BEGIN GIVEN DATA
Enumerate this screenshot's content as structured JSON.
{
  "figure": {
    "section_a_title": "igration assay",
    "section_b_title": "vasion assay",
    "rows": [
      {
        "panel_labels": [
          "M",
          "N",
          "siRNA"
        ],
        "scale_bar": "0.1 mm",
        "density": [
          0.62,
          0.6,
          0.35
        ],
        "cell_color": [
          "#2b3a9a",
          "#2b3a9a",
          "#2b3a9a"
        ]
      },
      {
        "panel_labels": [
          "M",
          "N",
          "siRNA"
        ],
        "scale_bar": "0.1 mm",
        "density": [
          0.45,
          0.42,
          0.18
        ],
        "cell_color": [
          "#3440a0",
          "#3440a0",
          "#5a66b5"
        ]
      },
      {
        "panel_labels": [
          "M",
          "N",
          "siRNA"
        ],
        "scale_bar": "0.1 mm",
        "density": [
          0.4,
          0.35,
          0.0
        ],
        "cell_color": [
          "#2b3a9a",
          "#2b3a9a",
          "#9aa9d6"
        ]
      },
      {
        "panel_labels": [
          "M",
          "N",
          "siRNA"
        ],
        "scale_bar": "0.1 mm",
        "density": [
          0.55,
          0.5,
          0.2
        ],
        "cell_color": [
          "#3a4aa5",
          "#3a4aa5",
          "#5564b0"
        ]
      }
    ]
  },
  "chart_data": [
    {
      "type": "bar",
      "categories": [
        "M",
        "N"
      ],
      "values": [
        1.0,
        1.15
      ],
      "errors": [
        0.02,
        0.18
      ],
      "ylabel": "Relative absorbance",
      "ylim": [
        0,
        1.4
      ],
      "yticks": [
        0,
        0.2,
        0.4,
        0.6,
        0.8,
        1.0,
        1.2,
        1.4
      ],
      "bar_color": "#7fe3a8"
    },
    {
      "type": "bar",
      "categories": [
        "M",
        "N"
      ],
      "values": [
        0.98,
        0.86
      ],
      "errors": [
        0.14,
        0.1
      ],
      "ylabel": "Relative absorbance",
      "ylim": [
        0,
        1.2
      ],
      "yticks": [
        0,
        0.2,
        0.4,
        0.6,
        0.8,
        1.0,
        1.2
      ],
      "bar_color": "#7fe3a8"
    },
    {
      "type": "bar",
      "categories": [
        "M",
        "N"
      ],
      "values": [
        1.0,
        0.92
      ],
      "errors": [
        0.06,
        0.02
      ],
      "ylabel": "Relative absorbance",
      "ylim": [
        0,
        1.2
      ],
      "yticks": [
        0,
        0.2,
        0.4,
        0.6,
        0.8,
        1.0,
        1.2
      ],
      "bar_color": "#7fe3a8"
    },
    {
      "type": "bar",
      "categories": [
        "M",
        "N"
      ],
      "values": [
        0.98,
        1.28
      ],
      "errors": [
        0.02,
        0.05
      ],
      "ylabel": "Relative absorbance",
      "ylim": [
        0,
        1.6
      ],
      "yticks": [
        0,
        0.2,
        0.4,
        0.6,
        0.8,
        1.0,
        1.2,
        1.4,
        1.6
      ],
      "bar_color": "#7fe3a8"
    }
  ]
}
END GIVEN DATA
WHAT YOU NEED TO DO - All the records above need to be printed exactly.

OUTPUT OF THE TASK -
Enumerate this screenshot's content as structured JSON.
{
  "figure": {
    "section_a_title": "igration assay",
    "section_b_title": "vasion assay",
    "rows": [
      {
        "panel_labels": [
          "M",
          "N",
          "siRNA"
        ],
        "scale_bar": "0.1 mm",
        "density": [
          0.62,
          0.6,
          0.35
        ],
        "cell_color": [
          "#2b3a9a",
          "#2b3a9a",
          "#2b3a9a"
        ]
      },
      {
        "panel_labels": [
          "M",
          "N",
          "siRNA"
        ],
        "scale_bar": "0.1 mm",
        "density": [
          0.45,
          0.42,
          0.18
        ],
        "cell_color": [
          "#3440a0",
          "#3440a0",
          "#5a66b5"
        ]
      },
      {
        "panel_labels": [
          "M",
          "N",
          "siRNA"
        ],
        "scale_bar": "0.1 mm",
        "density": [
          0.4,
          0.35,
          0.0
        ],
        "cell_color": [
          "#2b3a9a",
          "#2b3a9a",
          "#9aa9d6"
        ]
      },
      {
        "panel_labels": [
          "M",
          "N",
          "siRNA"
        ],
        "scale_bar": "0.1 mm",
        "density": [
          0.55,
          0.5,
          0.2
        ],
        "cell_color": [
          "#3a4aa5",
          "#3a4aa5",
          "#5564b0"
        ]
      }
    ]
  },
  "chart_data": [
    {
      "type": "bar",
      "categories": [
        "M",
        "N"
      ],
      "values": [
        1.0,
        1.15
      ],
      "errors": [
        0.02,
        0.18
      ],
      "ylabel": "Relative absorbance",
      "ylim": [
        0,
        1.4
      ],
      "yticks": [
        0,
        0.2,
        0.4,
        0.6,
        0.8,
        1.0,
        1.2,
        1.4
      ],
      "bar_color": "#7fe3a8"
    },
    {
      "type": "bar",
      "categories": [
        "M",
        "N"
      ],
      "values": [
        0.98,
        0.86
      ],
      "errors": [
        0.14,
        0.1
      ],
      "ylabel": "Relative absorbance",
      "ylim": [
        0,
        1.2
      ],
      "yticks": [
        0,
        0.2,
        0.4,
        0.6,
        0.8,
        1.0,
        1.2
      ],
      "bar_color": "#7fe3a8"
    },
    {
      "type": "bar",
      "categories": [
        "M",
        "N"
      ],
      "values": [
        1.0,
        0.92
      ],
      "errors": [
        0.06,
        0.02
      ],
      "ylabel": "Relative absorbance",
      "ylim": [
        0,
        1.2
      ],
      "yticks": [
        0,
        0.2,
        0.4,
        0.6,
        0.8,
        1.0,
        1.2
      ],
      "bar_color": "#7fe3a8"
    },
    {
      "type": "bar",
      "categories": [
        "M",
        "N"
      ],
      "values": [
        0.98,
        1.28
      ],
      "errors": [
        0.02,
        0.05
      ],
      "ylabel": "Relative absorbance",
      "ylim": [
        0,
        1.6
      ],
      "yticks": [
        0,
        0.2,
        0.4,
        0.6,
        0.8,
        1.0,
        1.2,
        1.4,
        1.6
      ],
      "bar_color": "#7fe3a8"
    }
  ]
}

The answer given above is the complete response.